Return the lines where the word "families" occurs.

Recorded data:
*****

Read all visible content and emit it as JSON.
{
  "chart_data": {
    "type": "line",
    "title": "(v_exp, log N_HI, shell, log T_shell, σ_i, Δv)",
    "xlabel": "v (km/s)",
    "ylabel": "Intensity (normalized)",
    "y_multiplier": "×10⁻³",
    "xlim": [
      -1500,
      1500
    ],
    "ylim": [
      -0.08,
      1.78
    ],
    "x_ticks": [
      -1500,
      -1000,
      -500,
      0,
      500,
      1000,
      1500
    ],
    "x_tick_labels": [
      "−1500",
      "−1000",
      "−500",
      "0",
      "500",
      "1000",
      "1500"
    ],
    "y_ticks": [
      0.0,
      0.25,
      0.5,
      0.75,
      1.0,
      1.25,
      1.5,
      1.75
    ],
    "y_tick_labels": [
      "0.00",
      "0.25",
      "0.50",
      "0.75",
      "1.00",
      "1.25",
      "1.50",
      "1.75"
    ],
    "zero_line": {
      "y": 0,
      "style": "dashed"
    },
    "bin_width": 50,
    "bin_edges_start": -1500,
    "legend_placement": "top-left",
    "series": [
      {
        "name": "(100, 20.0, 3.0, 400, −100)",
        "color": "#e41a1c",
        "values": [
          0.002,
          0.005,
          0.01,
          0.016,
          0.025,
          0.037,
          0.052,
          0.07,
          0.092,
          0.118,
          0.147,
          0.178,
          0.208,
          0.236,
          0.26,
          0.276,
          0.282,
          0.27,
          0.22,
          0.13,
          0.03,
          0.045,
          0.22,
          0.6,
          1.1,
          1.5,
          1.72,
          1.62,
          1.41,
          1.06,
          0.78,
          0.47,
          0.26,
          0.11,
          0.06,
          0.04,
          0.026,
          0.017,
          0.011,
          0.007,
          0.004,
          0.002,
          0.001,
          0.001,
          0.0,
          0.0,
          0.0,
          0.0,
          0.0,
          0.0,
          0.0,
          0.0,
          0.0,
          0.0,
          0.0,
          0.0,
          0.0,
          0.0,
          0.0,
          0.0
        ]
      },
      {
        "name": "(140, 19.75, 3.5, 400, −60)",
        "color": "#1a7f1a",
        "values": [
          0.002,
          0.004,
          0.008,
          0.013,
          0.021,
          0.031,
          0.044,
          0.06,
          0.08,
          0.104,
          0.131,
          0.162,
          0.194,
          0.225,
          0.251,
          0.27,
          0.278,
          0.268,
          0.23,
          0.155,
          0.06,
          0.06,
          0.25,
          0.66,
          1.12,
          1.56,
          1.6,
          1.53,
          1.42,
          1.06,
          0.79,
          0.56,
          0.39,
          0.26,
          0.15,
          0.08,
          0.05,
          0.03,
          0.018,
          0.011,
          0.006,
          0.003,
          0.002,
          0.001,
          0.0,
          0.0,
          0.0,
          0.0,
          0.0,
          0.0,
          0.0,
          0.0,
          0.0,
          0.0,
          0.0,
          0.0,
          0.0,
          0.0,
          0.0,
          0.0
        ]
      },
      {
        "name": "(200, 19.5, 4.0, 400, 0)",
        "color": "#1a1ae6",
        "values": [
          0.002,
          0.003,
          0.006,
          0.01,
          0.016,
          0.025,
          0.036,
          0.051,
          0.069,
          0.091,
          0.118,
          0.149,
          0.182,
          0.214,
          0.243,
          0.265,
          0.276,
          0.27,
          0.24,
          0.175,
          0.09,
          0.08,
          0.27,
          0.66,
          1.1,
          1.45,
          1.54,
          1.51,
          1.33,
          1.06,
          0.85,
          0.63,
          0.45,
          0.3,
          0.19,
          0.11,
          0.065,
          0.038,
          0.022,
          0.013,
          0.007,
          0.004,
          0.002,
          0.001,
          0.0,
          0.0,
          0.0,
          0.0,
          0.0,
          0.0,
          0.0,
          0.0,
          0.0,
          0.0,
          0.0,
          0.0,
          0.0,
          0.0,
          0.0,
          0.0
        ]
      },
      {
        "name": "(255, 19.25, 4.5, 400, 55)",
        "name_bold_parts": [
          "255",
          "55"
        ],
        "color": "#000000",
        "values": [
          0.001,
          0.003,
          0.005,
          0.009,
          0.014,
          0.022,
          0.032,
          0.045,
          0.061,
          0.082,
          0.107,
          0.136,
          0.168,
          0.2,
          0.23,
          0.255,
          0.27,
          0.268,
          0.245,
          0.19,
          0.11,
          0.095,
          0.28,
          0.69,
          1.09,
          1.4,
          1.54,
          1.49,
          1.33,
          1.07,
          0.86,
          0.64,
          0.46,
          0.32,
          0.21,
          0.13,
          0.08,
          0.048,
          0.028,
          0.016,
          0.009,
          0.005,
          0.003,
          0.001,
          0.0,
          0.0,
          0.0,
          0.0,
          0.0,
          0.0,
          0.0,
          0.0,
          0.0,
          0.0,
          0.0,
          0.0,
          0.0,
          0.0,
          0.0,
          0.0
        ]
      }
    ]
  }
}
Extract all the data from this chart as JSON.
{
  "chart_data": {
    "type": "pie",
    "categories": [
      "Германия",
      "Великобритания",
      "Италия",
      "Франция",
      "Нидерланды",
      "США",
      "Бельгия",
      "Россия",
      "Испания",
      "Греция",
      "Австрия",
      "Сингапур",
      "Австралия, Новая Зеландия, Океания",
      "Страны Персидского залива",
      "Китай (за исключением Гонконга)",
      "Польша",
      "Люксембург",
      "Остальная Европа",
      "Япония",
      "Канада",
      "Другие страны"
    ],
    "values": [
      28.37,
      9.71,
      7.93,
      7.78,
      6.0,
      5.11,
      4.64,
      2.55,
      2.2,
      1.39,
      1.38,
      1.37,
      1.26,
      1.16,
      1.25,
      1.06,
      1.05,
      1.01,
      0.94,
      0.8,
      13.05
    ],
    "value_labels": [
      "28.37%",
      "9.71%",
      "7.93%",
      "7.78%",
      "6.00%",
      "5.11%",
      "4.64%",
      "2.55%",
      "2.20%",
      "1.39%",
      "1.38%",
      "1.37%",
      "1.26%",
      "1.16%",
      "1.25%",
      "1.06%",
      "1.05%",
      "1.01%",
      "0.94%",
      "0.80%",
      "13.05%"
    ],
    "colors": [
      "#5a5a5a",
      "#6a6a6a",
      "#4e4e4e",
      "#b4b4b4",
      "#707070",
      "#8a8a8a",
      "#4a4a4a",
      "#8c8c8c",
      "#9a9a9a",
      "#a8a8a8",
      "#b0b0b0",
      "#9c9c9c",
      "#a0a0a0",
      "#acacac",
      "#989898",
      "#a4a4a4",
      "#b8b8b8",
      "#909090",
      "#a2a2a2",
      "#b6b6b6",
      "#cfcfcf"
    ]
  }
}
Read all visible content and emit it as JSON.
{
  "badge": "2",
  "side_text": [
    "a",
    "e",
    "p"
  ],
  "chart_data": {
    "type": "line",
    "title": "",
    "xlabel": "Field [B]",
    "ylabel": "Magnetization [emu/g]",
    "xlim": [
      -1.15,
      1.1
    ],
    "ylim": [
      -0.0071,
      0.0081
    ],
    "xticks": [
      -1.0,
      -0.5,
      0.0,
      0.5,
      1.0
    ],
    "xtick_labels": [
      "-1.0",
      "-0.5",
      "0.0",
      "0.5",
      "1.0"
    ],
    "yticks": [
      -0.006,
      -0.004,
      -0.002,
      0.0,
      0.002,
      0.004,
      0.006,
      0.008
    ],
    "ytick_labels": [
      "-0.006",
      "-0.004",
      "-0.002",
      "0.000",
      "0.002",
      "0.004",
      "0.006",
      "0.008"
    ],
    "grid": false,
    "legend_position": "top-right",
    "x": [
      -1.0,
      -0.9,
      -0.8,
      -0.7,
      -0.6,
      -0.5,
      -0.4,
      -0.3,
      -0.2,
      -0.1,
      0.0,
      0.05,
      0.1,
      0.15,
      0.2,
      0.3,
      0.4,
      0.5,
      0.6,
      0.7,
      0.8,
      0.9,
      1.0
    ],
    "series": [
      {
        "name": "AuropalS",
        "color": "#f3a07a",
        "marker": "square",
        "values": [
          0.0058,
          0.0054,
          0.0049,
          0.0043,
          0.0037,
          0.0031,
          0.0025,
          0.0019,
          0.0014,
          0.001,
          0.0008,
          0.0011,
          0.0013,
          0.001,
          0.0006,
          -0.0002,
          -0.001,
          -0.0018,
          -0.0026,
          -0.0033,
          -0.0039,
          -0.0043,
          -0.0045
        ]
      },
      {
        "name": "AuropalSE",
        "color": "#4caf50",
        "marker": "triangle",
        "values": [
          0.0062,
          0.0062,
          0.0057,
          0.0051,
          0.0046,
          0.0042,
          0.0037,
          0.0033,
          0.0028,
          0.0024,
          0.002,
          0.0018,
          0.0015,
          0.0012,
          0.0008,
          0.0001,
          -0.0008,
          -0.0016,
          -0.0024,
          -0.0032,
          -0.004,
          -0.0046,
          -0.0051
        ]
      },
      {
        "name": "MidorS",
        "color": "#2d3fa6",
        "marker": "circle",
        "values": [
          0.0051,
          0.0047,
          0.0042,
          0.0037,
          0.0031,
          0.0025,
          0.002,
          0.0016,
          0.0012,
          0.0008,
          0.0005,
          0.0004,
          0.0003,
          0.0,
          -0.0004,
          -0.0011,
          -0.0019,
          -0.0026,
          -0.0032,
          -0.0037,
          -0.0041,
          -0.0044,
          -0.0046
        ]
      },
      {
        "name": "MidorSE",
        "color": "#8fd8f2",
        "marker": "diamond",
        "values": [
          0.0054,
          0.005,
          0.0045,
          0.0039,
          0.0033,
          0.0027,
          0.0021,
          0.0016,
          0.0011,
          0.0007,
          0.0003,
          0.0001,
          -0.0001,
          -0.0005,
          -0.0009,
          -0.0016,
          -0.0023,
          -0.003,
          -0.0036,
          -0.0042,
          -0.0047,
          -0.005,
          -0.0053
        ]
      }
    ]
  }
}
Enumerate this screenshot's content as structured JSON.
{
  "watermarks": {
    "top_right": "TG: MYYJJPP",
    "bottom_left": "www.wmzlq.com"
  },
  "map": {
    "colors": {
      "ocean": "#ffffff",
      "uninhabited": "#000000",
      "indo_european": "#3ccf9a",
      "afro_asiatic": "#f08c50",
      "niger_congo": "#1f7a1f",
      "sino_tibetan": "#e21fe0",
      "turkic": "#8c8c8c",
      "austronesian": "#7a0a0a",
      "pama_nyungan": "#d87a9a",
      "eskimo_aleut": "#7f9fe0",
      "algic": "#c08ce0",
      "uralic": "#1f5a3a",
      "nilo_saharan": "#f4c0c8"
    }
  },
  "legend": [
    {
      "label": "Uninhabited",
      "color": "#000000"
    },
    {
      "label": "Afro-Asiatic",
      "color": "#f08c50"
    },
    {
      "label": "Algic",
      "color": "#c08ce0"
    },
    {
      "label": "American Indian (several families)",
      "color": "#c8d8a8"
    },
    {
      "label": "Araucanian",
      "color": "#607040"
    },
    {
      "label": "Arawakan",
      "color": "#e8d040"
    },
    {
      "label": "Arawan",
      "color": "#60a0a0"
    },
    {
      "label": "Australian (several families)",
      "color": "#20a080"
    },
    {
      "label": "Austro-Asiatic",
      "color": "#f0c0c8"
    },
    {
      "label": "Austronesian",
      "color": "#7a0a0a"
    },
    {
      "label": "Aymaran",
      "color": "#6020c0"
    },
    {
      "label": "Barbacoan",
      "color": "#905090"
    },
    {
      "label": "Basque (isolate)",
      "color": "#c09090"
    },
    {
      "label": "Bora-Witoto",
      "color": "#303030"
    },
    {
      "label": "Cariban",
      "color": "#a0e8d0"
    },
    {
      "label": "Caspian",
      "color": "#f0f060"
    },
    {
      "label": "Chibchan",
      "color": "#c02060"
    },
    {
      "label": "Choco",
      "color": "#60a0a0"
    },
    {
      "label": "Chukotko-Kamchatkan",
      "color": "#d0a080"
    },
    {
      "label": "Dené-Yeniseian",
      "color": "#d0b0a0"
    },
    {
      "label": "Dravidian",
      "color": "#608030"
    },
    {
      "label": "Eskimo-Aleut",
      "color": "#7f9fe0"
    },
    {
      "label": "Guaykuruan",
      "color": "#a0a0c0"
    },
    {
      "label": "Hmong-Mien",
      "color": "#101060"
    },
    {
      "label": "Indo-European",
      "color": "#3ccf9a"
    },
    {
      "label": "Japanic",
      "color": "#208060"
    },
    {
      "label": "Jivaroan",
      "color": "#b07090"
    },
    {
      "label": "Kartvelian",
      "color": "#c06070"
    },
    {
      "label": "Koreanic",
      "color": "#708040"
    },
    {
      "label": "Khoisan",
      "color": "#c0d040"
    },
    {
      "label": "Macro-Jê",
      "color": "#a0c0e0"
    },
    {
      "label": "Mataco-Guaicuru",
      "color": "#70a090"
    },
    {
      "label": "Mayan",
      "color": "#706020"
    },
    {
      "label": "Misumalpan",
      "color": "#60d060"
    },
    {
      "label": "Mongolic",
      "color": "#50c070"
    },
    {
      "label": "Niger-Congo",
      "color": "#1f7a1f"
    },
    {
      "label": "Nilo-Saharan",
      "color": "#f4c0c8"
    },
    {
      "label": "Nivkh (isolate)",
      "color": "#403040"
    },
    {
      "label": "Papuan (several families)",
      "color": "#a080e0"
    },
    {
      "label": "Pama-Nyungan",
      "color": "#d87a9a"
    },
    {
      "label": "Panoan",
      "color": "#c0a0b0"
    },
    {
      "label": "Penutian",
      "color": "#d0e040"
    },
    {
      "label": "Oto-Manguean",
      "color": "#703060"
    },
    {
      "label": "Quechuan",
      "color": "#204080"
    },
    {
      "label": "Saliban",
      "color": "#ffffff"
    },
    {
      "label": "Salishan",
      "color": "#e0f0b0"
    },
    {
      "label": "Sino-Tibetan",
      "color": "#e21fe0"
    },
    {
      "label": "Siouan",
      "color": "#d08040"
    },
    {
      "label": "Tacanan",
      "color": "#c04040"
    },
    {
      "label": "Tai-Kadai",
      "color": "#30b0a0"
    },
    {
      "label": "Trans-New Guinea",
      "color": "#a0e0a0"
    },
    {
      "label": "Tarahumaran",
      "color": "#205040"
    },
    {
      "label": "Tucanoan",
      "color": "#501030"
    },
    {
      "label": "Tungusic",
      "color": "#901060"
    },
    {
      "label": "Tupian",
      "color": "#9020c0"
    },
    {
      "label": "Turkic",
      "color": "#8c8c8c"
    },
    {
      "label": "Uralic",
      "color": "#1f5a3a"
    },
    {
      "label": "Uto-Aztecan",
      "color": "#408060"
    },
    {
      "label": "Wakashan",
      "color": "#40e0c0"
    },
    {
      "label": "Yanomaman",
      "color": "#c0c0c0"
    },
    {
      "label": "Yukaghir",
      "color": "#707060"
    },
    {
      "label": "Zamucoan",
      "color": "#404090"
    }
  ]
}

*****

The output →
      "label": "American Indian (several families)",
      "label": "Australian (several families)",
      "label": "Papuan (several families)",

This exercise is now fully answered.